# WORK REQUIRED
Repeat exactly the lines that run from the one containing "Extract the structured" to the end of the data, and leave out all others.

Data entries
★ ★ ★ ★ ★
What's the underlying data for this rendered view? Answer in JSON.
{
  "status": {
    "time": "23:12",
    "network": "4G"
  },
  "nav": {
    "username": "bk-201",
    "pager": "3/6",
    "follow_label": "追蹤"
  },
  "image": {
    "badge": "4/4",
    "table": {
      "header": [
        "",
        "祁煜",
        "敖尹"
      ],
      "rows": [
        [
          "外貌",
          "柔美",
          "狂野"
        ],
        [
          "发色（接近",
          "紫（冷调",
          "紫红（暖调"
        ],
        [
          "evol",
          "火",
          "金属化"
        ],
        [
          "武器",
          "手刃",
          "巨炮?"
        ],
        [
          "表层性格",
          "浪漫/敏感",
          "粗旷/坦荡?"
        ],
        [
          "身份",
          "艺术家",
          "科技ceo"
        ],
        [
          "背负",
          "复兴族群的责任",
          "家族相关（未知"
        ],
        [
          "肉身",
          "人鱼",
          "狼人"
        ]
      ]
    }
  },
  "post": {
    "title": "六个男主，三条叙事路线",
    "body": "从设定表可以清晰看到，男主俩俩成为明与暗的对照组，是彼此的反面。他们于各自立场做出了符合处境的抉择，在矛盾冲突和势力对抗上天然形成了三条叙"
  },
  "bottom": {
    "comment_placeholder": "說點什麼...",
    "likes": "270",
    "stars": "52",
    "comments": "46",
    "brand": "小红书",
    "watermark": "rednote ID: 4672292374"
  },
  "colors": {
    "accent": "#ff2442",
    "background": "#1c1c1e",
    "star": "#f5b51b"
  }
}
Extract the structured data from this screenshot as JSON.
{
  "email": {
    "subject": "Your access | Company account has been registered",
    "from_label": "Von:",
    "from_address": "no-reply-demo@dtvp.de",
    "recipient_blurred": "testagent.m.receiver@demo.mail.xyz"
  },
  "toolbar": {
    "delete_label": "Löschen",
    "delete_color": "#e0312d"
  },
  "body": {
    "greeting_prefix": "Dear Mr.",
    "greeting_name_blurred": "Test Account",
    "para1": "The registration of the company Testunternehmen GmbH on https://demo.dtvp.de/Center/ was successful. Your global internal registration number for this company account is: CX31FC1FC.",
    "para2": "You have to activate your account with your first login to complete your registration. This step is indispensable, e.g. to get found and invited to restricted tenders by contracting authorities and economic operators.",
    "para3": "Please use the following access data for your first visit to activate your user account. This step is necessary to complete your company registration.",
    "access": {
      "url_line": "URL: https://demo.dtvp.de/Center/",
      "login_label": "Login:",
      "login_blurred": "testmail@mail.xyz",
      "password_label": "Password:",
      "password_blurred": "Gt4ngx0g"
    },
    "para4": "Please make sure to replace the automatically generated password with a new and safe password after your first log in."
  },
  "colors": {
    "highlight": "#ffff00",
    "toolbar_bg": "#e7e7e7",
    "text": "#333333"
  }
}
★ ★ ★ ★ ★
# FULL SOLUTION
Extract the structured data from this screenshot as JSON.
{
  "email": {
    "subject": "Your access | Company account has been registered",
    "from_label": "Von:",
    "from_address": "no-reply-demo@dtvp.de",
    "recipient_blurred": "testagent.m.receiver@demo.mail.xyz"
  },
  "toolbar": {
    "delete_label": "Löschen",
    "delete_color": "#e0312d"
  },
  "body": {
    "greeting_prefix": "Dear Mr.",
    "greeting_name_blurred": "Test Account",
    "para1": "The registration of the company Testunternehmen GmbH on https://demo.dtvp.de/Center/ was successful. Your global internal registration number for this company account is: CX31FC1FC.",
    "para2": "You have to activate your account with your first login to complete your registration. This step is indispensable, e.g. to get found and invited to restricted tenders by contracting authorities and economic operators.",
    "para3": "Please use the following access data for your first visit to activate your user account. This step is necessary to complete your company registration.",
    "access": {
      "url_line": "URL: https://demo.dtvp.de/Center/",
      "login_label": "Login:",
      "login_blurred": "testmail@mail.xyz",
      "password_label": "Password:",
      "password_blurred": "Gt4ngx0g"
    },
    "para4": "Please make sure to replace the automatically generated password with a new and safe password after your first log in."
  },
  "colors": {
    "highlight": "#ffff00",
    "toolbar_bg": "#e7e7e7",
    "text": "#333333"
  }
}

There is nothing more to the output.